[Required task]
Copy out all of the material, matching it word for word.

........

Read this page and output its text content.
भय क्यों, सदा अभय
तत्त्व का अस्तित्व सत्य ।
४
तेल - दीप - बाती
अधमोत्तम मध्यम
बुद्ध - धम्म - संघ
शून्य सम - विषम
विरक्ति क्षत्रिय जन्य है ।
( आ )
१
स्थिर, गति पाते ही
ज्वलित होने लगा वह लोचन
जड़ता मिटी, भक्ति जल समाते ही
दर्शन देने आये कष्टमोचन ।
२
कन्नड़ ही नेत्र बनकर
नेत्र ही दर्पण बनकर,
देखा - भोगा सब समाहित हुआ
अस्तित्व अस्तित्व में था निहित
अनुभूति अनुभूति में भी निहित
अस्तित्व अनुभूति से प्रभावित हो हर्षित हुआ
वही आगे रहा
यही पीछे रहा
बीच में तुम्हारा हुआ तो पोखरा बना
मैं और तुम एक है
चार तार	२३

........

[Solution to this exercise]
Read this page and output its text content.
भय क्यों, सदा अभय
तत्त्व का अस्तित्व सत्य ।
४
तेल - दीप - बाती
अधमोत्तम मध्यम
बुद्ध - धम्म - संघ
शून्य सम - विषम
विरक्ति क्षत्रिय जन्य है ।
( आ )
१
स्थिर, गति पाते ही
ज्वलित होने लगा वह लोचन
जड़ता मिटी, भक्ति जल समाते ही
दर्शन देने आये कष्टमोचन ।
२
कन्नड़ ही नेत्र बनकर
नेत्र ही दर्पण बनकर,
देखा - भोगा सब समाहित हुआ
अस्तित्व अस्तित्व में था निहित
अनुभूति अनुभूति में भी निहित
अस्तित्व अनुभूति से प्रभावित हो हर्षित हुआ
वही आगे रहा
यही पीछे रहा
बीच में तुम्हारा हुआ तो पोखरा बना
मैं और तुम एक है
चार तार	२३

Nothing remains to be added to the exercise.